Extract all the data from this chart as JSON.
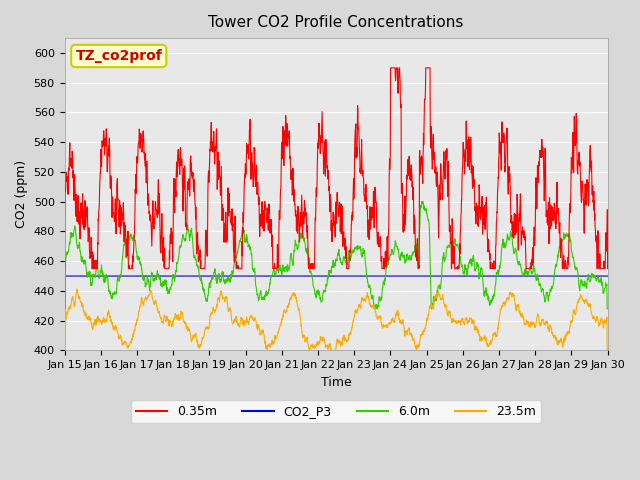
{
  "title": "Tower CO2 Profile Concentrations",
  "xlabel": "Time",
  "ylabel": "CO2 (ppm)",
  "ylim": [
    400,
    610
  ],
  "yticks": [
    400,
    420,
    440,
    460,
    480,
    500,
    520,
    540,
    560,
    580,
    600
  ],
  "background_color": "#e8e8e8",
  "plot_bg_color": "#e0e0e0",
  "legend_labels": [
    "0.35m",
    "CO2_P3",
    "6.0m",
    "23.5m"
  ],
  "legend_colors": [
    "#ff0000",
    "#0000ff",
    "#33cc00",
    "#ffaa00"
  ],
  "annotation_text": "TZ_co2prof",
  "annotation_color": "#cc0000",
  "annotation_bg": "#ffffcc",
  "annotation_border": "#cccc00",
  "x_tick_labels": [
    "Jan 15",
    "Jan 16",
    "Jan 17",
    "Jan 18",
    "Jan 19",
    "Jan 20",
    "Jan 21",
    "Jan 22",
    "Jan 23",
    "Jan 24",
    "Jan 25",
    "Jan 26",
    "Jan 27",
    "Jan 28",
    "Jan 29",
    "Jan 30"
  ],
  "n_days": 15,
  "seed": 42
}
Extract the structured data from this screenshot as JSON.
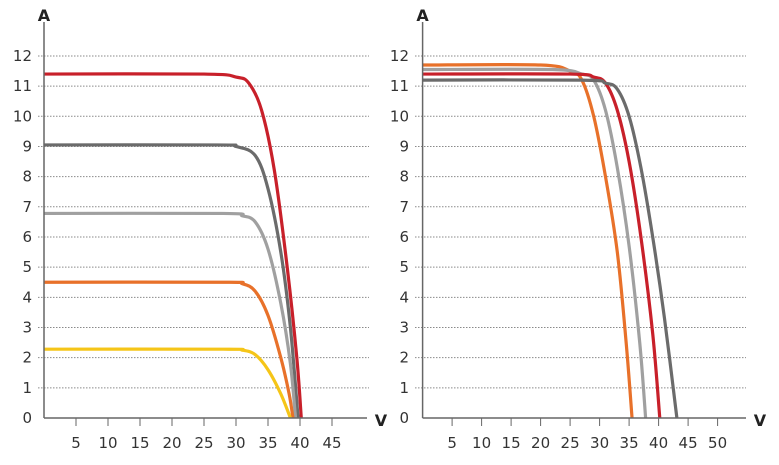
{
  "chart_data": [
    {
      "type": "line",
      "xlabel": "V",
      "ylabel": "A",
      "xlim": [
        0,
        50
      ],
      "ylim": [
        0,
        12
      ],
      "x_ticks": [
        "5",
        "10",
        "15",
        "20",
        "25",
        "30",
        "35",
        "40",
        "45"
      ],
      "y_ticks": [
        "0",
        "1",
        "2",
        "3",
        "4",
        "5",
        "6",
        "7",
        "8",
        "9",
        "10",
        "11",
        "12"
      ],
      "grid": "horizontal dotted",
      "series": [
        {
          "color": "#c8202a",
          "points": [
            [
              0,
              11.4
            ],
            [
              25,
              11.4
            ],
            [
              30,
              11.3
            ],
            [
              32,
              11.1
            ],
            [
              34,
              10.2
            ],
            [
              36,
              8.2
            ],
            [
              38,
              5.0
            ],
            [
              39.5,
              2.0
            ],
            [
              40.2,
              0
            ]
          ]
        },
        {
          "color": "#6b6b6b",
          "points": [
            [
              0,
              9.05
            ],
            [
              27,
              9.05
            ],
            [
              30,
              9.0
            ],
            [
              33,
              8.7
            ],
            [
              35,
              7.6
            ],
            [
              37,
              5.5
            ],
            [
              38.5,
              3.0
            ],
            [
              39.7,
              0
            ]
          ]
        },
        {
          "color": "#a0a0a0",
          "points": [
            [
              0,
              6.78
            ],
            [
              28,
              6.78
            ],
            [
              31,
              6.7
            ],
            [
              33,
              6.5
            ],
            [
              35,
              5.6
            ],
            [
              37,
              3.8
            ],
            [
              38.5,
              1.8
            ],
            [
              39.3,
              0
            ]
          ]
        },
        {
          "color": "#e8712a",
          "points": [
            [
              0,
              4.5
            ],
            [
              28,
              4.5
            ],
            [
              31,
              4.45
            ],
            [
              33,
              4.2
            ],
            [
              35,
              3.4
            ],
            [
              37,
              2.0
            ],
            [
              38.3,
              0.8
            ],
            [
              38.9,
              0
            ]
          ]
        },
        {
          "color": "#f5c518",
          "points": [
            [
              0,
              2.28
            ],
            [
              28,
              2.28
            ],
            [
              31,
              2.25
            ],
            [
              33,
              2.1
            ],
            [
              35,
              1.6
            ],
            [
              37,
              0.8
            ],
            [
              38.5,
              0
            ]
          ]
        }
      ]
    },
    {
      "type": "line",
      "xlabel": "V",
      "ylabel": "A",
      "xlim": [
        0,
        55
      ],
      "ylim": [
        0,
        12
      ],
      "x_ticks": [
        "5",
        "10",
        "15",
        "20",
        "25",
        "30",
        "35",
        "40",
        "45",
        "50"
      ],
      "y_ticks": [
        "0",
        "1",
        "2",
        "3",
        "4",
        "5",
        "6",
        "7",
        "8",
        "9",
        "10",
        "11",
        "12"
      ],
      "grid": "horizontal dotted",
      "series": [
        {
          "color": "#e8712a",
          "points": [
            [
              0,
              11.7
            ],
            [
              20,
              11.7
            ],
            [
              25,
              11.5
            ],
            [
              27,
              11.2
            ],
            [
              29,
              10.0
            ],
            [
              31,
              8.0
            ],
            [
              33,
              5.5
            ],
            [
              34.5,
              2.5
            ],
            [
              35.5,
              0
            ]
          ]
        },
        {
          "color": "#a0a0a0",
          "points": [
            [
              0,
              11.55
            ],
            [
              22,
              11.55
            ],
            [
              27,
              11.4
            ],
            [
              29,
              11.2
            ],
            [
              31,
              10.2
            ],
            [
              33,
              8.3
            ],
            [
              35,
              5.7
            ],
            [
              36.8,
              2.5
            ],
            [
              37.8,
              0
            ]
          ]
        },
        {
          "color": "#c8202a",
          "points": [
            [
              0,
              11.4
            ],
            [
              25,
              11.4
            ],
            [
              29,
              11.3
            ],
            [
              31,
              11.1
            ],
            [
              33,
              10.2
            ],
            [
              35,
              8.5
            ],
            [
              37,
              6.0
            ],
            [
              39,
              2.8
            ],
            [
              40.2,
              0
            ]
          ]
        },
        {
          "color": "#6b6b6b",
          "points": [
            [
              0,
              11.2
            ],
            [
              27,
              11.2
            ],
            [
              31,
              11.1
            ],
            [
              33,
              10.9
            ],
            [
              35,
              10.0
            ],
            [
              37,
              8.3
            ],
            [
              39,
              6.0
            ],
            [
              41,
              3.3
            ],
            [
              43.1,
              0
            ]
          ]
        }
      ]
    }
  ]
}
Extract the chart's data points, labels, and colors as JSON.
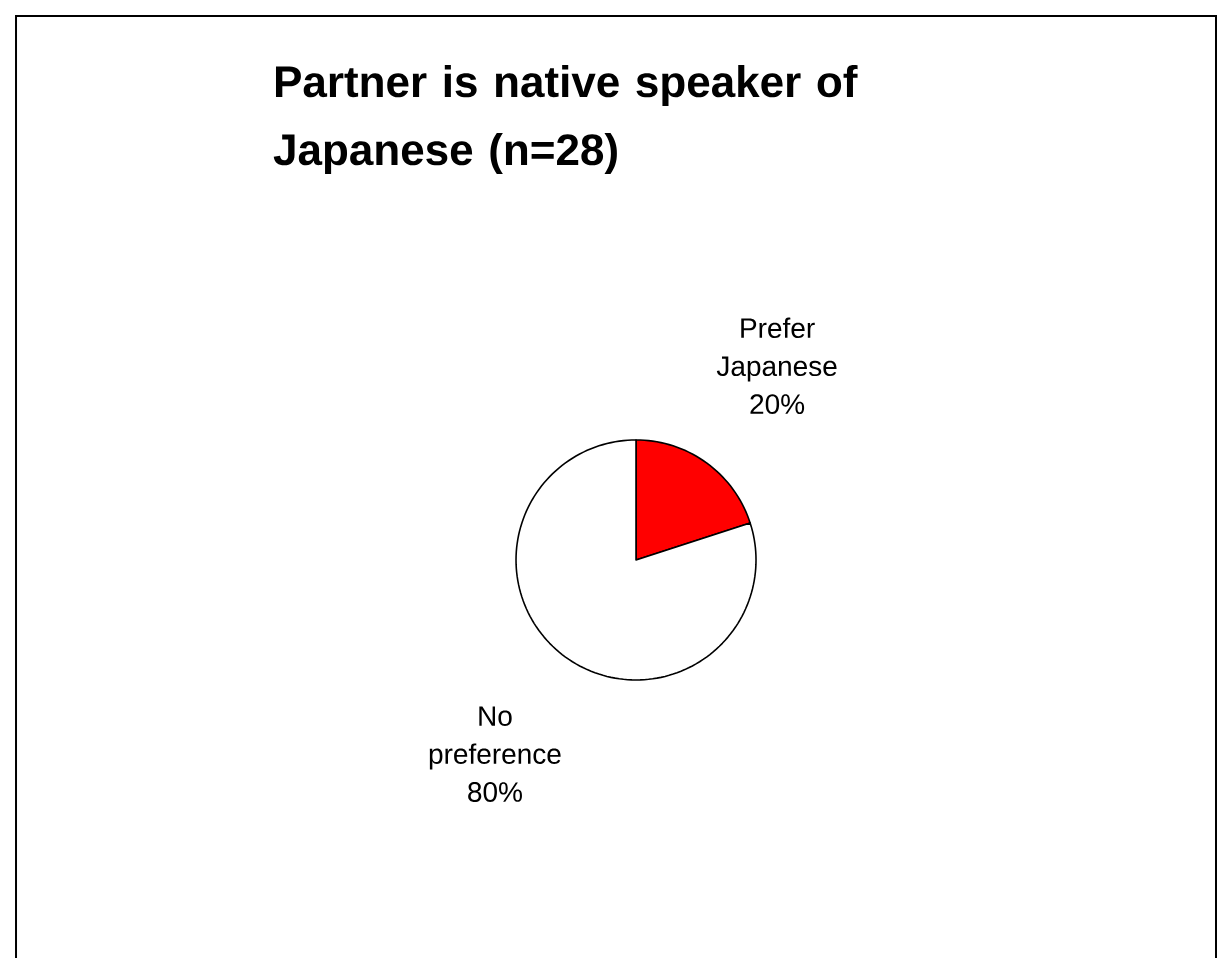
{
  "chart_data": {
    "type": "pie",
    "title": "Partner is native speaker of Japanese (n=28)",
    "categories": [
      "Prefer Japanese",
      "No preference"
    ],
    "values": [
      20,
      80
    ],
    "value_labels": [
      "20%",
      "80%"
    ],
    "colors": [
      "#ff0000",
      "#ffffff"
    ]
  }
}
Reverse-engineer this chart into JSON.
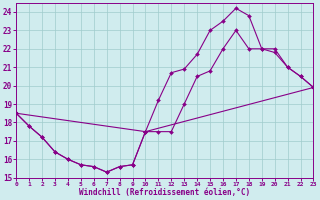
{
  "bg_color": "#d0ecee",
  "grid_color": "#a0cccc",
  "line_color": "#880088",
  "xlim": [
    0,
    23
  ],
  "ylim": [
    15,
    24.5
  ],
  "xticks": [
    0,
    1,
    2,
    3,
    4,
    5,
    6,
    7,
    8,
    9,
    10,
    11,
    12,
    13,
    14,
    15,
    16,
    17,
    18,
    19,
    20,
    21,
    22,
    23
  ],
  "yticks": [
    15,
    16,
    17,
    18,
    19,
    20,
    21,
    22,
    23,
    24
  ],
  "xlabel": "Windchill (Refroidissement éolien,°C)",
  "line1_x": [
    0,
    1,
    2,
    3,
    4,
    5,
    6,
    7,
    8,
    9,
    10,
    11,
    12,
    13,
    14,
    15,
    16,
    17,
    18,
    19,
    20,
    21,
    22,
    23
  ],
  "line1_y": [
    18.5,
    17.8,
    17.2,
    16.4,
    16.0,
    15.7,
    15.6,
    15.3,
    15.6,
    15.7,
    17.5,
    19.2,
    20.7,
    20.9,
    21.7,
    23.0,
    23.5,
    24.2,
    23.8,
    22.0,
    21.8,
    21.0,
    20.5,
    19.9
  ],
  "line2_x": [
    0,
    10,
    23
  ],
  "line2_y": [
    18.5,
    17.5,
    19.9
  ],
  "line3_x": [
    0,
    1,
    2,
    3,
    4,
    5,
    6,
    7,
    8,
    9,
    10,
    11,
    12,
    13,
    14,
    15,
    16,
    17,
    18,
    19,
    20,
    21,
    22,
    23
  ],
  "line3_y": [
    18.5,
    17.8,
    17.2,
    16.4,
    16.0,
    15.7,
    15.6,
    15.3,
    15.6,
    15.7,
    17.5,
    17.5,
    17.5,
    19.0,
    20.5,
    20.8,
    22.0,
    23.0,
    22.0,
    22.0,
    22.0,
    21.0,
    20.5,
    19.9
  ]
}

-----

▶ Goal
Find each line that has the word "JSON", then copy it out.

▶ Right answer
Extract all the data from this chart as JSON.
Extract the structured data from this screenshot as JSON.
Extract the chart's data points, labels, and colors as JSON.
Reverse-engineer this chart into JSON.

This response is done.